▸ Work to complete
#1 In the post on air travel truths, rewrite the passage between "Essential truths of" and "a miserable experience.", inclusive, with "conferences" swapped for "meetings".
#2 According to the post on air travel truths, how often have the writers been going to out-of-town conferences since 2013?
#3 List every passenger level named in the quoted boarding announcement in the post on air travel truths.

▸ Excerpt
3.31.2016

Essential truths of air travel

Our Texas job has allowed us to spend countless hours in airports and on airplanes.  Since 2013, we've been going to out-of-town conferences about four times a year.  It can be a miserable experience.  

We hold these air travel truths to be self evident:

* There will be turbulence.
* The selfish jerk in front of you will lower his seat into your lap.  The odds of this will increase exponentially if you have less room that usual (i.e. sitting in a middle seat or unfortunately booked onto whatever plane it is that has narrower rows than usual).
* There will be two kinds of TSA workers on duty: the aloof and bored types who scribble on everyone's boarding pass but wish they were somewhere else and the aggressive resentful types who must bark the same orders over and over again ("Put your laptops into a separate tray!") but wish they were somewhere else.
* Lest you think your trip is over once the wheels touch down, be prepared for another 15 minutes of taxiing.
* There will always be someone who's new to the TSA security screening system, gets confused with the process, has to redo everything, and holds up the line.
* The person in front of you in line at the counter - skycap counter, ticket counter, gate counter, whatever - will be require some ridiculously complex set of tasks that will involve numerous consults among the airline staff.
* 95% of all checked bags will be black.  Some half-hearted attempts at personalization will be made on some, usually involving dirty ribbons and/or elastic bands.
* The airlines will continue to insist on creating nonsensical castes and classes among flyers that rivals bad YA dystopian fiction.  "Gold, Bronze, Chrome, and Zirconium level passengers may now board at this time." Remember when it was just first-class and then everyone else?
* Those motion-sensor paper towel dispensers will deliver the smallest possible square of useless paper.  Assuming you can even get them to work properly.
* Scientists will never be able to satisfactorily explain why it takes people so long after landing to get up, grab their stuff, and get the hell off the plane. 
* Your gate will be placed at the location that will make you walk the farthest.
* The airline will pick the dumbest network sitcom on the air to show in its entirety.  Better to try and peer between the seats to watch what that other guy is playing on his laptop.
* You will consider buying magazines at the newspaper kiosks that you'd never even pick up for free in a random waiting room. 
* As soon as is humanly possible after landing, the person next to you will make a cell phone call and say "We just landed."
* Those air-blower bathroom dryers will blast your hands with a deafening roar but do next to nothing to actually make them dry.
* A majority of people on your flight will drag along huge roller bags that barely fit into the overhead bin and pretend they qualify as "carry on."  The airline plays along with a wink.  These people are the devil.  Rule of thumb, people: if you can't carry it (i.e. if you need wheels to transport it), it's not a carry on.
* The lucky people in first class will try very hard to pretend you're not there as you oh-so-slowly shuffle past them in shame to find your seat back in steerage.

▸ Records supplied
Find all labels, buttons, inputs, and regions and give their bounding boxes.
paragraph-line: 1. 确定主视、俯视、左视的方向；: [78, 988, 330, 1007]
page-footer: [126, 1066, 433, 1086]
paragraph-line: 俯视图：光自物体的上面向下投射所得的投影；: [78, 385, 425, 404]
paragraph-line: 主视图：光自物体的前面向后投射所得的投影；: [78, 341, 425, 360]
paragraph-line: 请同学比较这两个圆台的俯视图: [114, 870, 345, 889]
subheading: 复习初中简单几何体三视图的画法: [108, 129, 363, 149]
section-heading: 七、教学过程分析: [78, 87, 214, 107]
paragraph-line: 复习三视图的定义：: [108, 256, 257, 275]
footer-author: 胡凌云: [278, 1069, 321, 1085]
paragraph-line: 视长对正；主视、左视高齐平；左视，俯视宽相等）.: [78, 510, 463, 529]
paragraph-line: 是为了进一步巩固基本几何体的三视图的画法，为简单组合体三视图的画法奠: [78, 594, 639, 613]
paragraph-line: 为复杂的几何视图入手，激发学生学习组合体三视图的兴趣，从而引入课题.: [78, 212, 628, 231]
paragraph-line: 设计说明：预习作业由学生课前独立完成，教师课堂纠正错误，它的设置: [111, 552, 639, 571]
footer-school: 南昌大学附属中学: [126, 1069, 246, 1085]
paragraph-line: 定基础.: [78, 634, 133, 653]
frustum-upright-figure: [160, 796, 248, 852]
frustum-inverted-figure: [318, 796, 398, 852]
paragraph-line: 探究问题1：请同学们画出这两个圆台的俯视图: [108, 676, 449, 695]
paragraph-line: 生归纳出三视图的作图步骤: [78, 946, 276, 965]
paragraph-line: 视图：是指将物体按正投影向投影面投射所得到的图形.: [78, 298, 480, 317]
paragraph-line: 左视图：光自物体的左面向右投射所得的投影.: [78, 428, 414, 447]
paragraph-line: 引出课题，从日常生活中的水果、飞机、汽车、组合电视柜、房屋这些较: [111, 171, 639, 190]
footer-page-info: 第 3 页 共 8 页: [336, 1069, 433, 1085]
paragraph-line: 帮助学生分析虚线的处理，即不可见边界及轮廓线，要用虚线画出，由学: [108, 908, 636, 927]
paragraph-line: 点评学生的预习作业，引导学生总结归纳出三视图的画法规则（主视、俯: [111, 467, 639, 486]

▸ Answers below
#1
Essential truths of air travel

Our Texas job has allowed us to spend countless hours in airports and on airplanes.  Since 2013, we've been going to out-of-town meetings about four times a year.  It can be a miserable experience.

#2 About four times a year.

#3 Gold, Bronze, Chrome, Zirconium